:: Text segment

The Open-Source Daoist

(Audrey Tang, Taiwan’s digital minister. Photo by John Yuyi for Wired)
For my first meal in Taiwan, as a 22-year-old in 1984, I was taken out to lunch at a Sichuan restaurant that catered to low income students. I had never eaten Sichuan food before. I barely knew how to hold chopsticks. But I will never forget the overwhelming experience of eating mapo doufu, yuxiang rousi (pork in the style of fish), and ganbian sijidou (dry fried string beans) in that hole-in-the-wall eatery. It was a life-changing moment. I ended up staying in Taiwan for four amazing years. The chance to regularly consume amazing chuancai was one of the reasons why.
More than a decade after I left Taiwan, I became a cook in order to recreate the sensations of that meal. But I never really left la isla Formosa, the island where I fell truly in love for the first time, where I worked a steady job for the first time, and where I figured out I wanted to be a reporter. When I arrived in 1984, Taiwan was still under martial law. Today it is a thriving democracy. It's been a pleasure to watch it all happen.
And it was my great pleasure to spend a significant portion of these past crazy pandemic months reporting and writing a feature for Wired on Audrey Tang, Taiwan's digital minister. It's a story about a lot of things: technology, Daoism, democracy, covid-19... but it is not, however, a story about either food or Sichuan. (Although Audrey's paternal grandfather (everything is connected!) was Sichuanese.)

::::
:: Data shown

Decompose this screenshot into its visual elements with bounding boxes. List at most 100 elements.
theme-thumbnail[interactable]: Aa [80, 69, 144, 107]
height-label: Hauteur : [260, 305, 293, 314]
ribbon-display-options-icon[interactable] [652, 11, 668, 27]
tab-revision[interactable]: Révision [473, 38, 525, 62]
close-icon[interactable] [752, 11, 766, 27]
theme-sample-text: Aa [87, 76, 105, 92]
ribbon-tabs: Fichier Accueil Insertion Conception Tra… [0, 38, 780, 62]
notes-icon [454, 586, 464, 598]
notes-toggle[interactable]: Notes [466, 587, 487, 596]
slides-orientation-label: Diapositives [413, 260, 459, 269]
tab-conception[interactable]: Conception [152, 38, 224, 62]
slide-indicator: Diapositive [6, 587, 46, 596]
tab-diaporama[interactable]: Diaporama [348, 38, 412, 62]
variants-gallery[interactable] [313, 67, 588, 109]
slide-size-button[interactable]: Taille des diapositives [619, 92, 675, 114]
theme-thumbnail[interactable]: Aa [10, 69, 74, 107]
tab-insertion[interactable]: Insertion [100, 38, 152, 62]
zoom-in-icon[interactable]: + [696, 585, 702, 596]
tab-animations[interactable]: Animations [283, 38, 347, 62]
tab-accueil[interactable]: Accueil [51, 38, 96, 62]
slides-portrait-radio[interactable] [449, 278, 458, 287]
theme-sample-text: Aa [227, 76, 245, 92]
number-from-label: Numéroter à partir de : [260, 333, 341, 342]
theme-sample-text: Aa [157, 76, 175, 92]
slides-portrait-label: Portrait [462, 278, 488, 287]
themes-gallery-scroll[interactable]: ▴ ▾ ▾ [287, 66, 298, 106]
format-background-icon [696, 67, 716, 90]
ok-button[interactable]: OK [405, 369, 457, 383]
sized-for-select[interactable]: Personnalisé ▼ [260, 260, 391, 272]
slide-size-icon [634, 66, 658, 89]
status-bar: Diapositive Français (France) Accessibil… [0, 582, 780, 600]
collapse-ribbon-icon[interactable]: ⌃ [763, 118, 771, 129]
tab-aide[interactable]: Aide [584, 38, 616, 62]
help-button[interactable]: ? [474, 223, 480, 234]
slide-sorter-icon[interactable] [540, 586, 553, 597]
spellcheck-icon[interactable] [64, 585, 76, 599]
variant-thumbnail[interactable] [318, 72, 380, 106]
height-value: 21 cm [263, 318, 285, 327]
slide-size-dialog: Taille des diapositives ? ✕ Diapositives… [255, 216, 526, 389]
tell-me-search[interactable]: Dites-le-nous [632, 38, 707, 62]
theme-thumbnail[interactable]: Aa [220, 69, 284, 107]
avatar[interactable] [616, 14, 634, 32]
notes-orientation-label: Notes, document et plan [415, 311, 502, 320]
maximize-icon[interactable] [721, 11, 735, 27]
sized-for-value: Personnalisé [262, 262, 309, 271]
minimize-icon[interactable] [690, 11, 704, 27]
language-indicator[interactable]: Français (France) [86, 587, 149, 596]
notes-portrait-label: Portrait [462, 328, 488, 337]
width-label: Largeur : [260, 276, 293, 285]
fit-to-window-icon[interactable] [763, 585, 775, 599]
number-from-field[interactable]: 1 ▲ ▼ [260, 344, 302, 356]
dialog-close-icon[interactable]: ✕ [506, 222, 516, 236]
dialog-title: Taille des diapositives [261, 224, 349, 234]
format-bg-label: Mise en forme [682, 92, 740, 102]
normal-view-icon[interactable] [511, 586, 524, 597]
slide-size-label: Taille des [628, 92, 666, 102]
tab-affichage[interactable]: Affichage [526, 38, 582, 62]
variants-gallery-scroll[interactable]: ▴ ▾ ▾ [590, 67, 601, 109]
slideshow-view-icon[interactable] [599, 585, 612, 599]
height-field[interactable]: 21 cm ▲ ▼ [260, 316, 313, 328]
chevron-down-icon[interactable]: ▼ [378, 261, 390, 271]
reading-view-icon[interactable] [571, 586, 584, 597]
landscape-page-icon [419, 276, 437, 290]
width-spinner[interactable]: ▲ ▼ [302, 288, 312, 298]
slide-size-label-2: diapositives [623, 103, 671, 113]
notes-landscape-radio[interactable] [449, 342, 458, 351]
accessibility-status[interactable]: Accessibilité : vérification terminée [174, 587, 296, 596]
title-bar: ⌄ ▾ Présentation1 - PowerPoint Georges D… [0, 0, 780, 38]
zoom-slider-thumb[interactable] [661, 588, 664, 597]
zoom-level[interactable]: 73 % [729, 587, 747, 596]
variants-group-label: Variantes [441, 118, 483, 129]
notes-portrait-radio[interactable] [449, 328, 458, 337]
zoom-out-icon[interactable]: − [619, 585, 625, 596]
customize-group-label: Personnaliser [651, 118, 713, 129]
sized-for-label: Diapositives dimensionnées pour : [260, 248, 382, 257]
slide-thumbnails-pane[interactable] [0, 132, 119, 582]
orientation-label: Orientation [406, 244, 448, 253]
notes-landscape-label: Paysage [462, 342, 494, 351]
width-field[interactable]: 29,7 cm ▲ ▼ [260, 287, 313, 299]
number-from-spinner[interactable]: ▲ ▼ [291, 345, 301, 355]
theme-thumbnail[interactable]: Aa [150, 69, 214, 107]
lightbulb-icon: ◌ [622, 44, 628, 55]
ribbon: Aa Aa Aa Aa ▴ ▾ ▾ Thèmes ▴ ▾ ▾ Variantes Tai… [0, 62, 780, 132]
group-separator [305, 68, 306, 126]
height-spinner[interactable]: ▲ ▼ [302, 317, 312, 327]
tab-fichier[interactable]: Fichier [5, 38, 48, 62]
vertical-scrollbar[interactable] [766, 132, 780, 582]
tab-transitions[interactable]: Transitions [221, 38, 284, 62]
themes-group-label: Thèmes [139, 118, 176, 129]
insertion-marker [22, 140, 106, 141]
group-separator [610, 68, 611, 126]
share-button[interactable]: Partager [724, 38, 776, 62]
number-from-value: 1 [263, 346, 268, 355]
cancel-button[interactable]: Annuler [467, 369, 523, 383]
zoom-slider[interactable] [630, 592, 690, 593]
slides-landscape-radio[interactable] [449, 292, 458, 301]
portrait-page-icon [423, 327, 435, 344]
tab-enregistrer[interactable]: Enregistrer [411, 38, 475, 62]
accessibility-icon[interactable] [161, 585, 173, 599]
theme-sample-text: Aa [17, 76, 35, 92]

::::

• **What is needed**
Copy from the Taiwan piece the part that begins with the words containing "(Audrey Tang, Taiwan’s" and ends with "the reasons why.". The listing is separate material and has nothing to do with the Taiwan piece.

• **Output of the task**
(Audrey Tang, Taiwan’s digital minister. Photo by John Yuyi for Wired)
For my first meal in Taiwan, as a 22-year-old in 1984, I was taken out to lunch at a Sichuan restaurant that catered to low income students. I had never eaten Sichuan food before. I barely knew how to hold chopsticks. But I will never forget the overwhelming experience of eating mapo doufu, yuxiang rousi (pork in the style of fish), and ganbian sijidou (dry fried string beans) in that hole-in-the-wall eatery. It was a life-changing moment. I ended up staying in Taiwan for four amazing years. The chance to regularly consume amazing chuancai was one of the reasons why.